Turn the lines below into a numbered list, starting at the line containing "Bar xyxy=(590,235,603,242)" and ending after the line containing "Text: GSM158469: GSM158469". Leave out any blank lines.

#### The input

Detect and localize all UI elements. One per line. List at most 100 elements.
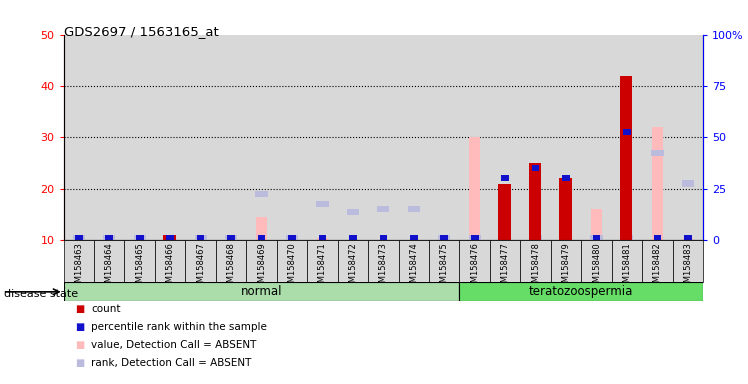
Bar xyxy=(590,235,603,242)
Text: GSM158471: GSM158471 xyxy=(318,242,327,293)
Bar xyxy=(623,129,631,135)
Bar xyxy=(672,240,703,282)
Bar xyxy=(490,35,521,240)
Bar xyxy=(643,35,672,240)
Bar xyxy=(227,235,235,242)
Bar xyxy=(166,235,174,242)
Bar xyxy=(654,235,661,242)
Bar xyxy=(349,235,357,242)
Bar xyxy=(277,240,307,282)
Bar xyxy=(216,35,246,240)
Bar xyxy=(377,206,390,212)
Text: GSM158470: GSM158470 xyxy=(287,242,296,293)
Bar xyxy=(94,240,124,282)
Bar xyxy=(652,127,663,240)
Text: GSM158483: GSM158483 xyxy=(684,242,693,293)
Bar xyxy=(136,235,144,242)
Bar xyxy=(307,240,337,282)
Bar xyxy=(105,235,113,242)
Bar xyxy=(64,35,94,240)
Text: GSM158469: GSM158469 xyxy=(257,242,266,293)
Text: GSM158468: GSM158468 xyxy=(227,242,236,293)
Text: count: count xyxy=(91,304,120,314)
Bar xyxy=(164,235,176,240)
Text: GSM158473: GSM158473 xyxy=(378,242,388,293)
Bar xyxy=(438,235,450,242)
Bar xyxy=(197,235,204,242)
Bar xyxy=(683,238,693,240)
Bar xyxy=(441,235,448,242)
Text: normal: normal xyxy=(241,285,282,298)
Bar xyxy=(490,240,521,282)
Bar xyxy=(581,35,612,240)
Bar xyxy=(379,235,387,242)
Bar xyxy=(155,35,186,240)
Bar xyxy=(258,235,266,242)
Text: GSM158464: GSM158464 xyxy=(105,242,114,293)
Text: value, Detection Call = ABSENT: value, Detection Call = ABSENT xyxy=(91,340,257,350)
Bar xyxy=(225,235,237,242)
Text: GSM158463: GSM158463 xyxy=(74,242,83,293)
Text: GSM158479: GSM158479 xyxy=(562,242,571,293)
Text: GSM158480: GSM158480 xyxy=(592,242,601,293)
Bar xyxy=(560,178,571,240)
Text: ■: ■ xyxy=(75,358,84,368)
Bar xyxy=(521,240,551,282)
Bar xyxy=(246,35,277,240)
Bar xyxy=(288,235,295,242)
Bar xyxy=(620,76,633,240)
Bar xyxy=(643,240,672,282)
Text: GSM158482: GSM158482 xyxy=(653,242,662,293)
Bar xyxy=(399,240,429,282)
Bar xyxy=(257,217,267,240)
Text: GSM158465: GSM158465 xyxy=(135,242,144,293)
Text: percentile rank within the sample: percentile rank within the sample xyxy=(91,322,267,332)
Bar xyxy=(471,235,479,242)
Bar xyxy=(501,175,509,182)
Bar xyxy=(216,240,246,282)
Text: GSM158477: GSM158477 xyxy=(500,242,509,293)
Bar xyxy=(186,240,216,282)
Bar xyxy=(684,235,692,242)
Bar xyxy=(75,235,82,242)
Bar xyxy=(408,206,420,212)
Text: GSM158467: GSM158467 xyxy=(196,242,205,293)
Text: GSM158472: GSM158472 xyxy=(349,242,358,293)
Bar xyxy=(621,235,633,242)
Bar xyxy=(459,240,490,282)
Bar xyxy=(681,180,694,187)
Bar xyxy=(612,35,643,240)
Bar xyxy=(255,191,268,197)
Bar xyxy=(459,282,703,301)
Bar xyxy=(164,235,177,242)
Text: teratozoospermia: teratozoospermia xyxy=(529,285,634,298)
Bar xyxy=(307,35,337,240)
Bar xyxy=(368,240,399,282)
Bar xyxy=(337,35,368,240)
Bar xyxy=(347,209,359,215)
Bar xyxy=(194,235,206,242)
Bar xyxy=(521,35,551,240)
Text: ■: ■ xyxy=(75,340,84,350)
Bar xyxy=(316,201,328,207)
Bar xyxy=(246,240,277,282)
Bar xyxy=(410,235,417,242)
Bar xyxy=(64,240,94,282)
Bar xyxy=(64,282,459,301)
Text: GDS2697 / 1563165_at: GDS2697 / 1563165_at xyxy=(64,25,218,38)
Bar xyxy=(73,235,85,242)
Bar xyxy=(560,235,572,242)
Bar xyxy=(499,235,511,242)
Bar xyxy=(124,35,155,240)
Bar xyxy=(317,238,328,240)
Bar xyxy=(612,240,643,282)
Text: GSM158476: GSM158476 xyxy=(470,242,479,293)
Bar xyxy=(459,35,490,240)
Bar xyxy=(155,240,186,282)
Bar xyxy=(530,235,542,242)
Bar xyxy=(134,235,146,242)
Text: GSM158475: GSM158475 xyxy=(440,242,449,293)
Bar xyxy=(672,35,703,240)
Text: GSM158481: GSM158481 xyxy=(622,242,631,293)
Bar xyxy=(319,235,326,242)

########
#### The input

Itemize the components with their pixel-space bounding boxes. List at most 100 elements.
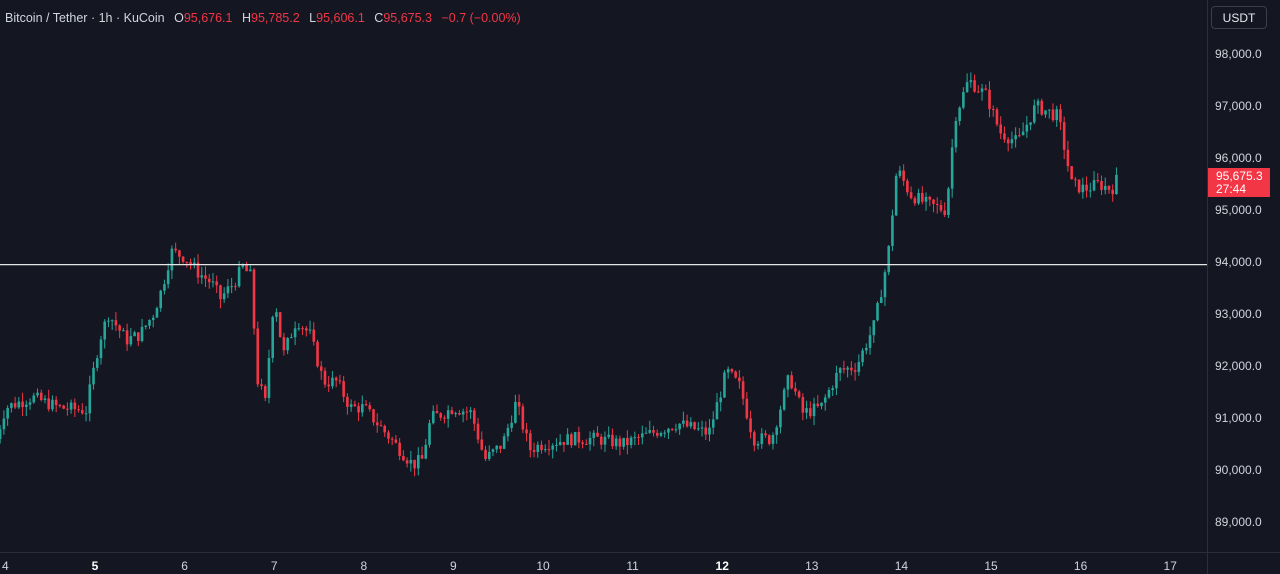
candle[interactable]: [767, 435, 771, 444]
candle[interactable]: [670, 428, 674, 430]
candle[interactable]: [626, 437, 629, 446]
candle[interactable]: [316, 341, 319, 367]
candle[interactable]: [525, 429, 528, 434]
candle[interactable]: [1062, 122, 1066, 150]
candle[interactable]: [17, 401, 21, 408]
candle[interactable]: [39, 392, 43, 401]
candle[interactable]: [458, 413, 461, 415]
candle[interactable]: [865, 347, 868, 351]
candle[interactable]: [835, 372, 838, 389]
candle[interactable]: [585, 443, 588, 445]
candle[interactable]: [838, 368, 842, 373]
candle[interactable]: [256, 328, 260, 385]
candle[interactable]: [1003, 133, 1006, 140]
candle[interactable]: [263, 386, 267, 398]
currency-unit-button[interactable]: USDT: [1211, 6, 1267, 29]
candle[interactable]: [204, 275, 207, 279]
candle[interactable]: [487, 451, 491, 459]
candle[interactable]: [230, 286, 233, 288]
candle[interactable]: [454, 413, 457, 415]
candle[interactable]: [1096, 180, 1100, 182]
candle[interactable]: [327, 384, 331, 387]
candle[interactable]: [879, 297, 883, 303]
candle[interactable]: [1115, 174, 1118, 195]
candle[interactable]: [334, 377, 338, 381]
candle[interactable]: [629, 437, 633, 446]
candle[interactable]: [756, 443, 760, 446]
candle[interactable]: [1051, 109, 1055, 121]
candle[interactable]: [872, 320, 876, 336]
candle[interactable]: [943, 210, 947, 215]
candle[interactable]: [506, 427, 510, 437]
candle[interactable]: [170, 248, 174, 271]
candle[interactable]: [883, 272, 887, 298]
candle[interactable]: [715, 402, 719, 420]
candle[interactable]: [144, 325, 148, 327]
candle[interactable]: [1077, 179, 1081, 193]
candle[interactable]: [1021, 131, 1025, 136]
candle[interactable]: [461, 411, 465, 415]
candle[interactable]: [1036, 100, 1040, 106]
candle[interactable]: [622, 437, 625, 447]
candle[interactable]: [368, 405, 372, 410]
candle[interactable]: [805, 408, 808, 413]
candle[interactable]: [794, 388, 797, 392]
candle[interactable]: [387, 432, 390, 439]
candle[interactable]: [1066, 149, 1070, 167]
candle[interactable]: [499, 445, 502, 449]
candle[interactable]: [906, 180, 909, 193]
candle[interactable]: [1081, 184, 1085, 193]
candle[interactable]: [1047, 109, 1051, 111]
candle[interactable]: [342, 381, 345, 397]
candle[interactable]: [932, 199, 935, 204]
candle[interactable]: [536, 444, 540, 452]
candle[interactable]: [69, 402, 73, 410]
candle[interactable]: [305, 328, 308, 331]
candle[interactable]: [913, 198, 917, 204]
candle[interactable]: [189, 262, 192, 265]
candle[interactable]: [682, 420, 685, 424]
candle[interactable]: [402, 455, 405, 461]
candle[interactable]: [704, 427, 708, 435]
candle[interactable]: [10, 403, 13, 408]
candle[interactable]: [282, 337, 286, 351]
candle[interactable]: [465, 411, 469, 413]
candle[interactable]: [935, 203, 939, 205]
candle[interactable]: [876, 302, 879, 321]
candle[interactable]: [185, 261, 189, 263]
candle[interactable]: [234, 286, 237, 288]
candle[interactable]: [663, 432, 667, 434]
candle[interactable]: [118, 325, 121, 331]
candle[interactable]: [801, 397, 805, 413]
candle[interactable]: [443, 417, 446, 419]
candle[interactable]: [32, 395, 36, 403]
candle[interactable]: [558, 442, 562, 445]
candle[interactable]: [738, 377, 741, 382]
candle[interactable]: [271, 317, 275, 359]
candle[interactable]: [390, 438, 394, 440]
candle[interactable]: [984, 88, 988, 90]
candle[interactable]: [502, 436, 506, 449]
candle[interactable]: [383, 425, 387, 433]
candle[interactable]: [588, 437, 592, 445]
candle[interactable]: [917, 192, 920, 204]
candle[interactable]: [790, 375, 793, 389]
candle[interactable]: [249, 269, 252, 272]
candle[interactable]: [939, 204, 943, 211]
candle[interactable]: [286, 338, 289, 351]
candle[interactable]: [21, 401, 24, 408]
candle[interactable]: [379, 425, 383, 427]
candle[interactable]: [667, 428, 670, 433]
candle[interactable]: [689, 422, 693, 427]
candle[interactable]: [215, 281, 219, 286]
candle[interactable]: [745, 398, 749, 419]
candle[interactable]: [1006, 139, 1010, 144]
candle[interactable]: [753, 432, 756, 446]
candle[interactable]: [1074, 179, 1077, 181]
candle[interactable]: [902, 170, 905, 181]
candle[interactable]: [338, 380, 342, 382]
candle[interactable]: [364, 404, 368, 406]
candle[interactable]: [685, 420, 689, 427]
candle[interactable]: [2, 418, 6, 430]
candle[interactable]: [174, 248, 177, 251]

########

Complete response:
1. Bar xyxy=(590,235,603,242)
2. Text: GSM158471: GSM158471 xyxy=(318,242,327,293)
3. Bar xyxy=(623,129,631,135)
4. Bar xyxy=(672,240,703,282)
5. Bar xyxy=(490,35,521,240)
6. Bar xyxy=(643,35,672,240)
7. Bar xyxy=(227,235,235,242)
8. Bar xyxy=(166,235,174,242)
9. Bar xyxy=(654,235,661,242)
10. Bar xyxy=(349,235,357,242)
11. Bar xyxy=(277,240,307,282)
12. Bar xyxy=(216,35,246,240)
13. Bar xyxy=(377,206,390,212)
14. Text: GSM158470: GSM158470 xyxy=(287,242,296,293)
15. Bar xyxy=(94,240,124,282)
16. Bar xyxy=(652,127,663,240)
17. Text: GSM158483: GSM158483 xyxy=(684,242,693,293)
18. Bar xyxy=(136,235,144,242)
19. Bar xyxy=(307,240,337,282)
20. Bar xyxy=(105,235,113,242)
21. Bar xyxy=(64,35,94,240)
22. Text: GSM158469: GSM158469 xyxy=(257,242,266,293)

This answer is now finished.